OBJECTIVE >> Take every line from the listing below that contains "text".

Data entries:
------------------------------

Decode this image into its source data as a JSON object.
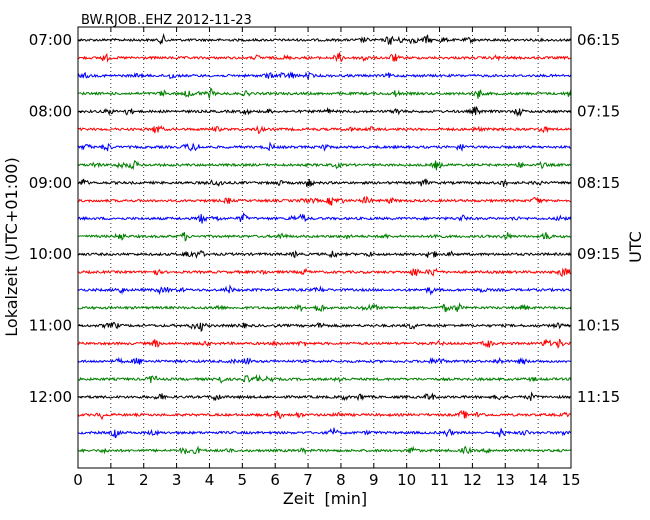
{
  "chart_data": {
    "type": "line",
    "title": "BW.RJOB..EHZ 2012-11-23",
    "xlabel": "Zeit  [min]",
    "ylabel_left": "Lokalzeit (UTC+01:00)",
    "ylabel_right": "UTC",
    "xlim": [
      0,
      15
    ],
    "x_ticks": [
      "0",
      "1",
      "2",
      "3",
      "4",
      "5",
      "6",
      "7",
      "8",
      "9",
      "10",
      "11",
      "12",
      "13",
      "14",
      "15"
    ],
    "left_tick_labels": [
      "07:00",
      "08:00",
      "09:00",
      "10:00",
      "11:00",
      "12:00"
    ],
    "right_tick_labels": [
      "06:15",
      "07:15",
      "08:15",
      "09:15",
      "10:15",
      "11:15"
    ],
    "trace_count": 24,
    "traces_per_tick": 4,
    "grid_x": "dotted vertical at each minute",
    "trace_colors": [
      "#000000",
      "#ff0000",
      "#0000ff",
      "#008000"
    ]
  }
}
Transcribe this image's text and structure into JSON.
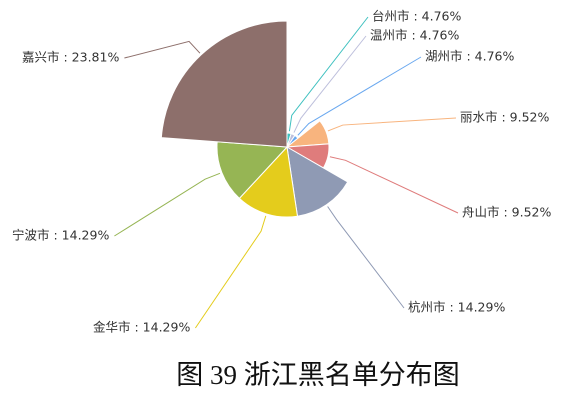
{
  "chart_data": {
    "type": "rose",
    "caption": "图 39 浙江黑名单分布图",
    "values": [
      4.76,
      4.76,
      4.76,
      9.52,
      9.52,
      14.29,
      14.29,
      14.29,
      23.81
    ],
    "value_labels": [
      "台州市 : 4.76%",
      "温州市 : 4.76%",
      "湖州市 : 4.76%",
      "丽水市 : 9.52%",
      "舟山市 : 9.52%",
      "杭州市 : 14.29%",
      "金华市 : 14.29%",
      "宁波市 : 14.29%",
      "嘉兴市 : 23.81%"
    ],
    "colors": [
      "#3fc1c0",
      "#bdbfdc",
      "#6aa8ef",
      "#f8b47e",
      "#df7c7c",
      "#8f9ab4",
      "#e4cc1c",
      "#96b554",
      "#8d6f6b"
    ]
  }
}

------------------------------

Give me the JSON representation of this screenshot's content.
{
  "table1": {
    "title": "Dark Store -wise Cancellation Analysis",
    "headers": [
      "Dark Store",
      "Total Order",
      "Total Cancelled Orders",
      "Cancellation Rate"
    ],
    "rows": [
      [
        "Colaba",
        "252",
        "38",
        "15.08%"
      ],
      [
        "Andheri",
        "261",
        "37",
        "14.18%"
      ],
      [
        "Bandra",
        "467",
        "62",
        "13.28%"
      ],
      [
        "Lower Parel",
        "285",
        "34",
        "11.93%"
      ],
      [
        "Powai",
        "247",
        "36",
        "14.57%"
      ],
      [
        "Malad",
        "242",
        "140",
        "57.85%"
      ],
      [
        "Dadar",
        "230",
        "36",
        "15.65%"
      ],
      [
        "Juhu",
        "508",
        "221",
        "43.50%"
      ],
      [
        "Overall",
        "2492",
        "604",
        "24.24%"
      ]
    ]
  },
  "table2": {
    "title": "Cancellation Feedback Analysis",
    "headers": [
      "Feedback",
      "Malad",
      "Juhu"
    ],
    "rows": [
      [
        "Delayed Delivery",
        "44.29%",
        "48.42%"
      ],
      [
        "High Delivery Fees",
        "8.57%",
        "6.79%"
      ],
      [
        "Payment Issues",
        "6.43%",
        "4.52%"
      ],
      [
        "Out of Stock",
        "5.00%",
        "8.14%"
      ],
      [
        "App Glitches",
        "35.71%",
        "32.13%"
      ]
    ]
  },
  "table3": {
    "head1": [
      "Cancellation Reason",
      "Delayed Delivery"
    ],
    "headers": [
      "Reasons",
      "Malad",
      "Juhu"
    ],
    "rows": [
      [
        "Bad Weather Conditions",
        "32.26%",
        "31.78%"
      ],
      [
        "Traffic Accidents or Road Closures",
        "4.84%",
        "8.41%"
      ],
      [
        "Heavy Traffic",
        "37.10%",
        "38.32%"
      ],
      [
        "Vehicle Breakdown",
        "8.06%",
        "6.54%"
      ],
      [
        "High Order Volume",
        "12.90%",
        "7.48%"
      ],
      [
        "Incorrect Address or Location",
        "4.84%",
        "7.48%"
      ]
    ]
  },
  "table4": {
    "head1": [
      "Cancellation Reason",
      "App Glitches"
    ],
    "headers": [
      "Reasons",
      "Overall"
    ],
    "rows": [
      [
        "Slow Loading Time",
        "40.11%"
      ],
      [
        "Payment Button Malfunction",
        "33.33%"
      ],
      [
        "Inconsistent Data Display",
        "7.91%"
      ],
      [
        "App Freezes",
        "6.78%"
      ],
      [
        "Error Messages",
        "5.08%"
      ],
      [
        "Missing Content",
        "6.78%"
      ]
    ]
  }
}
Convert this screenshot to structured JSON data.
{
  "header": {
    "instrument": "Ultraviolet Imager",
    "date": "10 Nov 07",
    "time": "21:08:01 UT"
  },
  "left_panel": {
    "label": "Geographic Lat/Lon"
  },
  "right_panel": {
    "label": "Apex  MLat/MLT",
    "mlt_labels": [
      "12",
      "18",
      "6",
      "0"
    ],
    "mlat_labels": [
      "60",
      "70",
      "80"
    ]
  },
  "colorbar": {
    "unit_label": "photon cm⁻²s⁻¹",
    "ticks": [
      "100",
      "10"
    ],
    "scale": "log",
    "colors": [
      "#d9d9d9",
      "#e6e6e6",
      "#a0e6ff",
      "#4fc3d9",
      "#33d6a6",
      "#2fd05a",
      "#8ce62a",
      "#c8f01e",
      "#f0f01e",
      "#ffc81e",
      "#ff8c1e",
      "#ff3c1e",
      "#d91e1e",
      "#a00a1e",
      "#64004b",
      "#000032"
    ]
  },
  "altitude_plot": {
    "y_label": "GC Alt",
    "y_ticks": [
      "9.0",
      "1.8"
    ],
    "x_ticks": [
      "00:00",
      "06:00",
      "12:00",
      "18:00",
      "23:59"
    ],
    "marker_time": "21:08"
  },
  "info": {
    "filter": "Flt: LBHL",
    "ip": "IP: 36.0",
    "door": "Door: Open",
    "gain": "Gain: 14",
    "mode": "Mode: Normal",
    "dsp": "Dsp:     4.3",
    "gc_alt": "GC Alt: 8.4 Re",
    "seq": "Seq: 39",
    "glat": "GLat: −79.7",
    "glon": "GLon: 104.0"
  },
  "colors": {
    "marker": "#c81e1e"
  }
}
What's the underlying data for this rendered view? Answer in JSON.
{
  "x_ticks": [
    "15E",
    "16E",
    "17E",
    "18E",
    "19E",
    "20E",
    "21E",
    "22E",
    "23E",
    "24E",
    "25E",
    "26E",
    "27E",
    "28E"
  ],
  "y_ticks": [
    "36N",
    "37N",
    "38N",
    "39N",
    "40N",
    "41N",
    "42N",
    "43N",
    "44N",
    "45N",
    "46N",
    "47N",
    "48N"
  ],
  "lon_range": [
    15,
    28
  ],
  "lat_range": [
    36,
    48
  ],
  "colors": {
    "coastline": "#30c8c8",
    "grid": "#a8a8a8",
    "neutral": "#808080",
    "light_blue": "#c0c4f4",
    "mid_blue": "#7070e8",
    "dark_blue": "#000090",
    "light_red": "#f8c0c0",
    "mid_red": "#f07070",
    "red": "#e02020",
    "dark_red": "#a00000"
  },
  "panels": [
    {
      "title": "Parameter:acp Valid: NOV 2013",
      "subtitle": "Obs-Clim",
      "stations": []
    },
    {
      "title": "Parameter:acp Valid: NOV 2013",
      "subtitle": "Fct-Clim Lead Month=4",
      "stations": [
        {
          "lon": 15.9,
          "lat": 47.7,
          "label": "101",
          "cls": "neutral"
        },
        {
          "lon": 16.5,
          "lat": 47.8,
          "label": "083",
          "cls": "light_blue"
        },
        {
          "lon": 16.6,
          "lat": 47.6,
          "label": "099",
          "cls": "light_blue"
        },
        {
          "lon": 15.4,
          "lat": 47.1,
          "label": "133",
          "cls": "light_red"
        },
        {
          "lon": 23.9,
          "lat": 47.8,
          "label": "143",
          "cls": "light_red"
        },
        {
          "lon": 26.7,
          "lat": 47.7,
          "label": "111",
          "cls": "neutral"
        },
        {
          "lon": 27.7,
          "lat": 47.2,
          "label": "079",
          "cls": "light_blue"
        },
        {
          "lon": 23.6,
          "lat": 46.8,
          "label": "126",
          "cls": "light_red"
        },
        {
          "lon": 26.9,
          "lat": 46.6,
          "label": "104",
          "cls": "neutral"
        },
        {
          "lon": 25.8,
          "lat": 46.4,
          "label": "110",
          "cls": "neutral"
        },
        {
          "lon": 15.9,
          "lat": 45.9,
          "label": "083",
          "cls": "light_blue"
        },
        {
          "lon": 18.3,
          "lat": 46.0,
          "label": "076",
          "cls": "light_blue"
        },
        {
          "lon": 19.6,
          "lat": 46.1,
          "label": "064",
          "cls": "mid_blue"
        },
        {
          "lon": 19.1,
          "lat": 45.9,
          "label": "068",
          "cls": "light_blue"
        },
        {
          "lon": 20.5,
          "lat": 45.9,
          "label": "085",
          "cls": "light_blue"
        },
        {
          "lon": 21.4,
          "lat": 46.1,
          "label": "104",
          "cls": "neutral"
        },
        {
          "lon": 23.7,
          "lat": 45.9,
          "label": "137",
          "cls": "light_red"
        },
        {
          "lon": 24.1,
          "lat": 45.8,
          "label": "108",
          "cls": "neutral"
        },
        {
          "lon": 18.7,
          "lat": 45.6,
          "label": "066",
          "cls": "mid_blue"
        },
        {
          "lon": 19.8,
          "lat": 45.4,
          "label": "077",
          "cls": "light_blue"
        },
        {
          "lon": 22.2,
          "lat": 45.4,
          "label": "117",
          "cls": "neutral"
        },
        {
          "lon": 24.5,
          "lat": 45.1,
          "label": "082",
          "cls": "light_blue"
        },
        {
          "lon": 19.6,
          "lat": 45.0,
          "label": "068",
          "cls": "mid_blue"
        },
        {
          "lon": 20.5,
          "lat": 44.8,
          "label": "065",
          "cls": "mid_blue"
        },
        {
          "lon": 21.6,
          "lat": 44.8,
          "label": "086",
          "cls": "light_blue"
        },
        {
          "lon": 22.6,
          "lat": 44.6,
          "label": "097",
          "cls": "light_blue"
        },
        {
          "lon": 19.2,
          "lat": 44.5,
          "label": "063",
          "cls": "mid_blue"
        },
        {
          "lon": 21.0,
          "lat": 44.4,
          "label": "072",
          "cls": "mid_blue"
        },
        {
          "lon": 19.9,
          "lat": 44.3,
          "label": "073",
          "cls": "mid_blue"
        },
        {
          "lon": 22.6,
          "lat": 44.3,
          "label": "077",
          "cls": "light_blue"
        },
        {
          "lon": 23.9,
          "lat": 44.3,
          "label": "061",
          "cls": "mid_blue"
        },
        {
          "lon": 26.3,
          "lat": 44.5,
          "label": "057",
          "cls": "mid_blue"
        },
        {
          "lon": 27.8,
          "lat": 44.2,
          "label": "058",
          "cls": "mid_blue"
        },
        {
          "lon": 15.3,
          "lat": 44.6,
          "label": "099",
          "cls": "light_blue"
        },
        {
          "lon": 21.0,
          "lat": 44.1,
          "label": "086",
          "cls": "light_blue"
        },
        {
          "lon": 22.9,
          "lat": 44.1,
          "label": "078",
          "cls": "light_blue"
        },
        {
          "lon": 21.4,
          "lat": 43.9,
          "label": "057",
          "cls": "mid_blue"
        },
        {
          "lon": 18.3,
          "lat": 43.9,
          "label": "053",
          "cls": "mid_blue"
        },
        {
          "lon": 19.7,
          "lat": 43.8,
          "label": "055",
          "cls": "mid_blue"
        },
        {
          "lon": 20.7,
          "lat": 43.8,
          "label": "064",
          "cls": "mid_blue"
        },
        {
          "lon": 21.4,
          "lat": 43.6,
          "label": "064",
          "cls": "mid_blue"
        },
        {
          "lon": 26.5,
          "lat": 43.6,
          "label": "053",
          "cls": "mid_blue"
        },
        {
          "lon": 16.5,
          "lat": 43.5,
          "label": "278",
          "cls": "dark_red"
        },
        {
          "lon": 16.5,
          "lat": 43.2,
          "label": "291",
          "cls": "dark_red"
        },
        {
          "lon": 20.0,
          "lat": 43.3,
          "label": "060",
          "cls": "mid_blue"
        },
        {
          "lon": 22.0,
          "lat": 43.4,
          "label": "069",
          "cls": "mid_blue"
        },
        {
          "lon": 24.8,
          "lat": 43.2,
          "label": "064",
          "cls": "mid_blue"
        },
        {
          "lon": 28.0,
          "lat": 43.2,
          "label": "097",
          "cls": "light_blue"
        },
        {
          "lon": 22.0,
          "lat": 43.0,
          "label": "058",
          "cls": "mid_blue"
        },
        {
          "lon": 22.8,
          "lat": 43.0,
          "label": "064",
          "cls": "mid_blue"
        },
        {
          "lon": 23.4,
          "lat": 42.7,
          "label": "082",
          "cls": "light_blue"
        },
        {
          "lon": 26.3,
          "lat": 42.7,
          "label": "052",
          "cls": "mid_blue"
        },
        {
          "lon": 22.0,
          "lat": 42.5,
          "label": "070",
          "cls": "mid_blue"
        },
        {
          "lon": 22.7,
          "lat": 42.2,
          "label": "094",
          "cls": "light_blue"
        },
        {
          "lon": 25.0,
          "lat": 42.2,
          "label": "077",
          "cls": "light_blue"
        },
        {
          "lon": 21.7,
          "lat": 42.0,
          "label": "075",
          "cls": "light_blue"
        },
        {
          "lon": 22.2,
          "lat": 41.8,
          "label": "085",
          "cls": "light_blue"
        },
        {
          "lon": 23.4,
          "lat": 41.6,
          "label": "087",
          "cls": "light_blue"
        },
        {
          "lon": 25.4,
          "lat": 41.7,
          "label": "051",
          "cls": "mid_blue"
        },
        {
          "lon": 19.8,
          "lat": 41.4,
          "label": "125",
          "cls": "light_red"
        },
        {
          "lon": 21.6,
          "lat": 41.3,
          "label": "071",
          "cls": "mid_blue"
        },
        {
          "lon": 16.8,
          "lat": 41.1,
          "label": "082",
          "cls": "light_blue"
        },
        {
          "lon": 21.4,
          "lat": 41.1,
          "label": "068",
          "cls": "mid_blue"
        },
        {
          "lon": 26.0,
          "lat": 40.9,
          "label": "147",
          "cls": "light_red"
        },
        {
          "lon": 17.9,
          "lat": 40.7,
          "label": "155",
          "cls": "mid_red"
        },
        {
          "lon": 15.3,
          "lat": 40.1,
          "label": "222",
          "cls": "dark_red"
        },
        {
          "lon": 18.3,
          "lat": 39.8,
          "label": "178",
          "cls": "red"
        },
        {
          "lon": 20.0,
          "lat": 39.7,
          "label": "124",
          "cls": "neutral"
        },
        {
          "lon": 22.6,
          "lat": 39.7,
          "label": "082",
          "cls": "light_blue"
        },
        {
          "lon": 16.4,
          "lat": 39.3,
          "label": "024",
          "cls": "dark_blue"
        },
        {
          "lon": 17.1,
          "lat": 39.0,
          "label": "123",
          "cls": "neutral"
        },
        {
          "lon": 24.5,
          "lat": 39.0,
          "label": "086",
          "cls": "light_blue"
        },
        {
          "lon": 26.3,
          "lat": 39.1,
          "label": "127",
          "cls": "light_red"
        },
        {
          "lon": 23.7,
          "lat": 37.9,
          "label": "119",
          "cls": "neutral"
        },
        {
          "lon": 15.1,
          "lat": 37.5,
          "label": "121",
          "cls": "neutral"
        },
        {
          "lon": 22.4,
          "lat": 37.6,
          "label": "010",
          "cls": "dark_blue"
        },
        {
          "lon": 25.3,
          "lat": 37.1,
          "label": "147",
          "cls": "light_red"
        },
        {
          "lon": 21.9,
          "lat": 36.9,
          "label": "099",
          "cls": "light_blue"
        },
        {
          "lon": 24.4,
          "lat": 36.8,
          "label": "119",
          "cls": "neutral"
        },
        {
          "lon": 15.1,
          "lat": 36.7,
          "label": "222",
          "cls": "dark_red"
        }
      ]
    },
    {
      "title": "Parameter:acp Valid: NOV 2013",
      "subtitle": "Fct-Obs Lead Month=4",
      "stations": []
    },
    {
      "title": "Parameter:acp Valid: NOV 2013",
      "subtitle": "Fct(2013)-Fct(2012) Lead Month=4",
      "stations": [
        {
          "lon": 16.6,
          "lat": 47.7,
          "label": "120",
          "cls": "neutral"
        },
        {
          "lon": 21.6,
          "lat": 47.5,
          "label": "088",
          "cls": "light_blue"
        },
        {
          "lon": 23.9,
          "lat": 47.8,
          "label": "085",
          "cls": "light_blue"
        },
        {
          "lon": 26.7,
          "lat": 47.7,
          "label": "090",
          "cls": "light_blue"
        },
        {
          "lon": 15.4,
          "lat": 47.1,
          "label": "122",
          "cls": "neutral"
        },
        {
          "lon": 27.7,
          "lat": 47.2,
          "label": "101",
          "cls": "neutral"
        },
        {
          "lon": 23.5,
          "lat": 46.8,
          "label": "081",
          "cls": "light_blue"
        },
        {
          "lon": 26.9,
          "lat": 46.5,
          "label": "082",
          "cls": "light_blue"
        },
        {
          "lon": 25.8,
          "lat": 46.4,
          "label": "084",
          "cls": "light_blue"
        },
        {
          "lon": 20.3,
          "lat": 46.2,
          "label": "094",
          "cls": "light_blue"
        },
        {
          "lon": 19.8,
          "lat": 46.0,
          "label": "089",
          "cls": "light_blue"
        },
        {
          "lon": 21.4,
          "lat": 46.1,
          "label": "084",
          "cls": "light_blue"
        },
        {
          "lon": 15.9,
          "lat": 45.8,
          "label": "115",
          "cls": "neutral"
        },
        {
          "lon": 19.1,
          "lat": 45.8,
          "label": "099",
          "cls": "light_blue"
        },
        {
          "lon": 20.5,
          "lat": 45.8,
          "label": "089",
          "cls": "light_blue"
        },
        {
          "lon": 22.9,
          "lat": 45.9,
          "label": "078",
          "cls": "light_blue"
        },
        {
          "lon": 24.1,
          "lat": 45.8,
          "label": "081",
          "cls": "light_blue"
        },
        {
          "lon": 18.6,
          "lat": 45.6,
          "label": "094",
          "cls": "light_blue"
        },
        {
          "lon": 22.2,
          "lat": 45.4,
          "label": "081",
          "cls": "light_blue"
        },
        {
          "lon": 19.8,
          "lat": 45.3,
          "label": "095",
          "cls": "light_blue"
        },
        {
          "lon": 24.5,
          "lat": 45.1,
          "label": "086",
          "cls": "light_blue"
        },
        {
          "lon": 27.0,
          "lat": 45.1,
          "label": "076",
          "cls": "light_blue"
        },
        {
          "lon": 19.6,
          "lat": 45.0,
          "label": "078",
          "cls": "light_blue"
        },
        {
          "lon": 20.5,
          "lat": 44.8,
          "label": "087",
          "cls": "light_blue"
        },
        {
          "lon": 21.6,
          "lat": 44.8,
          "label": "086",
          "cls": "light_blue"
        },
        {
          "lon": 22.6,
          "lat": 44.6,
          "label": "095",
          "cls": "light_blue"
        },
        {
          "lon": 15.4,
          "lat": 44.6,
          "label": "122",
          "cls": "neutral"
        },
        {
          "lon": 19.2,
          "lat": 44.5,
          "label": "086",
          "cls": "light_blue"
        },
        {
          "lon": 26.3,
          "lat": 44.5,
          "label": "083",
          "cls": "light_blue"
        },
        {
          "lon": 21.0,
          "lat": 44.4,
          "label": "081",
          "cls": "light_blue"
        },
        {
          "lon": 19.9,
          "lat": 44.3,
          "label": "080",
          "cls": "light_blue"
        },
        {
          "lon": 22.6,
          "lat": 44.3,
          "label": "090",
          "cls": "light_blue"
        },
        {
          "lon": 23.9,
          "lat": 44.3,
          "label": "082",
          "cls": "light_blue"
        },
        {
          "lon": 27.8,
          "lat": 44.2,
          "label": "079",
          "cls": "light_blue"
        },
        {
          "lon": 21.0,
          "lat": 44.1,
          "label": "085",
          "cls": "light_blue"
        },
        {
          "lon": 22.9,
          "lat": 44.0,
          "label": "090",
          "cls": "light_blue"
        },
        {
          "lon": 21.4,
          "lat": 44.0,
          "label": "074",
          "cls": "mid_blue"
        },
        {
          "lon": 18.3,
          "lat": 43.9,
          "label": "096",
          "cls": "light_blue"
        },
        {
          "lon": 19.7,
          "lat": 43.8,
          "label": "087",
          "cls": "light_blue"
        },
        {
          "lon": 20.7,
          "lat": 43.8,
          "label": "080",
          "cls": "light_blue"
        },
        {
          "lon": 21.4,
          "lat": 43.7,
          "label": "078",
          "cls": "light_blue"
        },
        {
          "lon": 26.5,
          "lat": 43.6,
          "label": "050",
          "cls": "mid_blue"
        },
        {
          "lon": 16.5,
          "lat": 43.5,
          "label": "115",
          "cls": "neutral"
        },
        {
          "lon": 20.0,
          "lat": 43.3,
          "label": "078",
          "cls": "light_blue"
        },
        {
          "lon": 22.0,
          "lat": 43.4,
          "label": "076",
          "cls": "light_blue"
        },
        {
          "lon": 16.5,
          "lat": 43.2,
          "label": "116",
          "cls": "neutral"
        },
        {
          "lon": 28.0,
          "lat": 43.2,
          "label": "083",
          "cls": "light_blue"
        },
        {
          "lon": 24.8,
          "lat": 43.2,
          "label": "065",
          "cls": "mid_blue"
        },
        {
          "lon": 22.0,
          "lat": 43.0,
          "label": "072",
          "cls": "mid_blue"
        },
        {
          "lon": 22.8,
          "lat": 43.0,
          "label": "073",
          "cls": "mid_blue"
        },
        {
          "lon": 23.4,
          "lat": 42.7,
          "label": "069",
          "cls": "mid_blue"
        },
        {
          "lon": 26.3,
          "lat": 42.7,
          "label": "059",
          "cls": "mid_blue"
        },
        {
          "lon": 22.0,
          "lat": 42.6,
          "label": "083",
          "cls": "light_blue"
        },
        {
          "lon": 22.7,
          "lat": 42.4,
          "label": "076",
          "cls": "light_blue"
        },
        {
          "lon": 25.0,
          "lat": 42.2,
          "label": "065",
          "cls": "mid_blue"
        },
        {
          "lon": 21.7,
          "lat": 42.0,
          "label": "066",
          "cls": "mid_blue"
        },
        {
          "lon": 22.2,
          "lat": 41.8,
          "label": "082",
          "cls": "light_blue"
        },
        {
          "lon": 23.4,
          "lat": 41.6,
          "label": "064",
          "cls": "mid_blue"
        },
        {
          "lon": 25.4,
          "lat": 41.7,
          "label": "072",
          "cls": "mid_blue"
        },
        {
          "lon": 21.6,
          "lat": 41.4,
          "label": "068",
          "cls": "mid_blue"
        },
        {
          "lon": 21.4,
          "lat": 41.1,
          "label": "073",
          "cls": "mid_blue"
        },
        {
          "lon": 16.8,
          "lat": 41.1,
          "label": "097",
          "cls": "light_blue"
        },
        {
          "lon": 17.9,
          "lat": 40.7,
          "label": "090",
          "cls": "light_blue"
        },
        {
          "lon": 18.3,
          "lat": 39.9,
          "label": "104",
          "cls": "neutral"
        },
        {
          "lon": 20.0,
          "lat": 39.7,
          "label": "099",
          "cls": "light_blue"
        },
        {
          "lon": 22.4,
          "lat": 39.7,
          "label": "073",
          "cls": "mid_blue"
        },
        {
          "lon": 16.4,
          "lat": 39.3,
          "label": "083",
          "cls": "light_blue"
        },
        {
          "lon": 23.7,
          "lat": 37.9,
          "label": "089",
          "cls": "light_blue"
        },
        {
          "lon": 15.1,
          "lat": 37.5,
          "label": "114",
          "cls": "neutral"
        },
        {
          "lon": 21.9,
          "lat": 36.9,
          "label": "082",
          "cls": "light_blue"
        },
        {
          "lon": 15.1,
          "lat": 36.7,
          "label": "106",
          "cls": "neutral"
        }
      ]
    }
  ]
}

------------------------------

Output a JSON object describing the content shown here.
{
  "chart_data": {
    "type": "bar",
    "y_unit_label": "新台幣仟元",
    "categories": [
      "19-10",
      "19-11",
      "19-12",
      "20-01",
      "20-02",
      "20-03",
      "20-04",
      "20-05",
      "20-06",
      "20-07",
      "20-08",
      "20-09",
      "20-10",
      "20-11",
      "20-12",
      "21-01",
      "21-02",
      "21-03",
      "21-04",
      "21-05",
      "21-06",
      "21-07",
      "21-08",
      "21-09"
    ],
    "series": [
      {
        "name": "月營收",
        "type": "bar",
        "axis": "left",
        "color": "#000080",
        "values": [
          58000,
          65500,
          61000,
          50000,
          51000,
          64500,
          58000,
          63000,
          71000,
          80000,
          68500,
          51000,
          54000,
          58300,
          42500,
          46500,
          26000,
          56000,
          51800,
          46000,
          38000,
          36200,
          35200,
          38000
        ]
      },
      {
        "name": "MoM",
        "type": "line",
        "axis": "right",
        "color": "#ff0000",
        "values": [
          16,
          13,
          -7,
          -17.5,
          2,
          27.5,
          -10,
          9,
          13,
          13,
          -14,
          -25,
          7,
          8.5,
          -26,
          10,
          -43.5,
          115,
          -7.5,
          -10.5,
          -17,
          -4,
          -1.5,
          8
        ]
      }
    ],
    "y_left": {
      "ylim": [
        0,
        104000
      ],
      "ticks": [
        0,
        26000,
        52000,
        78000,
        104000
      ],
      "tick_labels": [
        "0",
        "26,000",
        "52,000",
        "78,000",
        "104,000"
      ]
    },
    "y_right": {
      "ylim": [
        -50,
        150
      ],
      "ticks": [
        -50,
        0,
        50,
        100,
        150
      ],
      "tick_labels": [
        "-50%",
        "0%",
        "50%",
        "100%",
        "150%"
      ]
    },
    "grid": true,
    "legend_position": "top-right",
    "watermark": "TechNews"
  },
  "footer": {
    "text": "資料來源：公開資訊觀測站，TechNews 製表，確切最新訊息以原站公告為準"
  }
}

------------------------------

EXPECTED ANSWER >>
Transcribe this image's text and structure into JSON.
    "text": "資料來源：公開資訊觀測站，TechNews 製表，確切最新訊息以原站公告為準"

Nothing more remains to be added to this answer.